═══ The input ═══

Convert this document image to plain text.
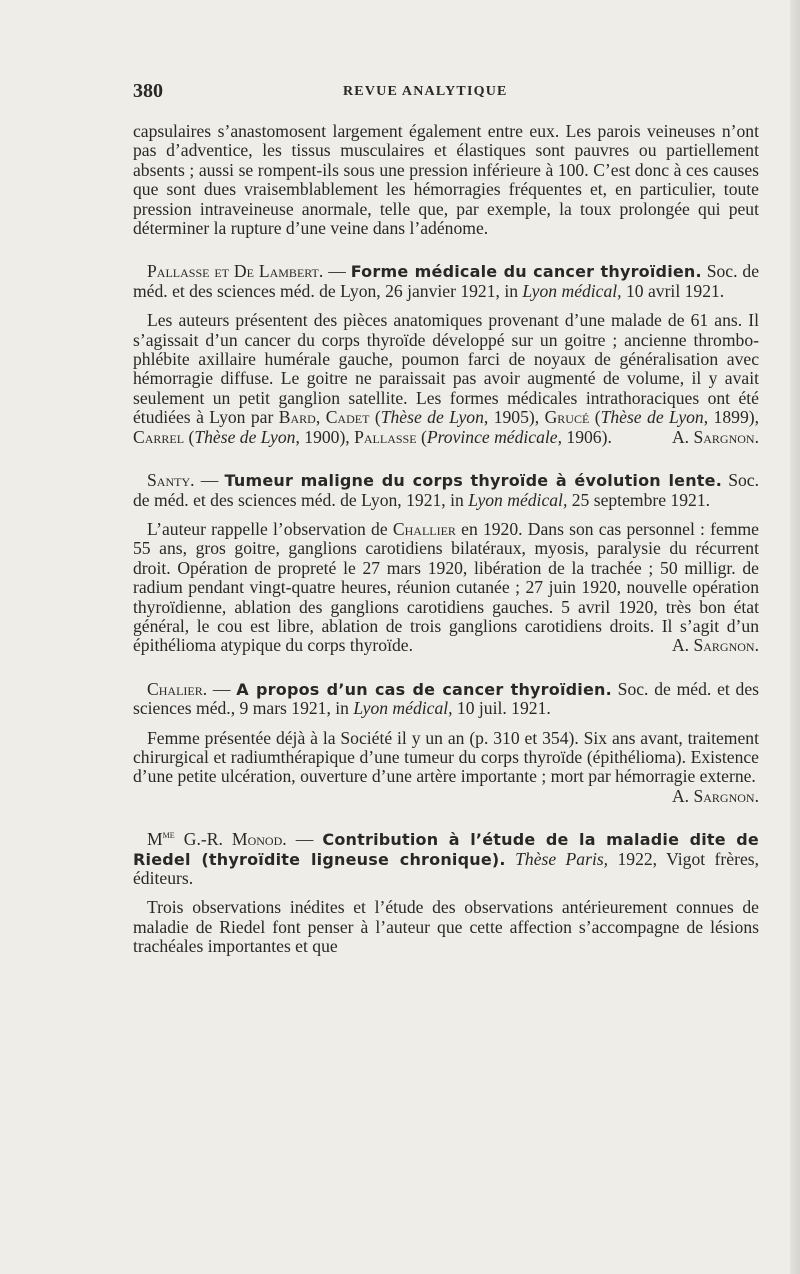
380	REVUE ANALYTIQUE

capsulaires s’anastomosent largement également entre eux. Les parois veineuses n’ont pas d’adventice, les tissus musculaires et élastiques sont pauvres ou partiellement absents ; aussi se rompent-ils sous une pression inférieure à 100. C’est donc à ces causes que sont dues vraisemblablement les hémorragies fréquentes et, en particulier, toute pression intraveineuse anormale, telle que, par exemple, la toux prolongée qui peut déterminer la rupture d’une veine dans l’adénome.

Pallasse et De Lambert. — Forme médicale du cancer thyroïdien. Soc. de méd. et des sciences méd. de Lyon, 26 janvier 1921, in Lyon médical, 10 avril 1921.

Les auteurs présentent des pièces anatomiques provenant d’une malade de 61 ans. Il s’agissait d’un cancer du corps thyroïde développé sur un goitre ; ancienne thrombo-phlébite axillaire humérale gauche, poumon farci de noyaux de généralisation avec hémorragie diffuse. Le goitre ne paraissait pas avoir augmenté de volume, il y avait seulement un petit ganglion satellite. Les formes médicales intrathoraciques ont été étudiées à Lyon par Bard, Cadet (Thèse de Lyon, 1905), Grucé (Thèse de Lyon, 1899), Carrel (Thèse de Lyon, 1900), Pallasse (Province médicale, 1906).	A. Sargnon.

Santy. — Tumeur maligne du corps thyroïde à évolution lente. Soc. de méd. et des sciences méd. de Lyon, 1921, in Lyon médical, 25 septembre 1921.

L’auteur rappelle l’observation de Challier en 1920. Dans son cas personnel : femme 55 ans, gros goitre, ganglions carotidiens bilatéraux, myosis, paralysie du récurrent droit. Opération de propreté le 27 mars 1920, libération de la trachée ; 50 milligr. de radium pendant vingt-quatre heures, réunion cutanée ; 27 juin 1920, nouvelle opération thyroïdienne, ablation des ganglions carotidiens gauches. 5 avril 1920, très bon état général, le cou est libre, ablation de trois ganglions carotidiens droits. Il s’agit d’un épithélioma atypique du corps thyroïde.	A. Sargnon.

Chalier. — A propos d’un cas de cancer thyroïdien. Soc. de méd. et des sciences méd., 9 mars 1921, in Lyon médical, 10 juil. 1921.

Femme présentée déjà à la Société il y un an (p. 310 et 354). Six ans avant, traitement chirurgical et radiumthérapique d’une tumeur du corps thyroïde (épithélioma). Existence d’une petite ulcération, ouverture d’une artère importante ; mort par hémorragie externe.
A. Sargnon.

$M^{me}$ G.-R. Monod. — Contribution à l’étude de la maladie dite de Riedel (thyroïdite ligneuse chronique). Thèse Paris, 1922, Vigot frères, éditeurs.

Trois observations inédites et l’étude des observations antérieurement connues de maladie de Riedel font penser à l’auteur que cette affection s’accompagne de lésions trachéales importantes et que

═══

## Given task:
From the records above, work out how many lines contain the string "Pallasse". Give only the number.

## Response to the task:
2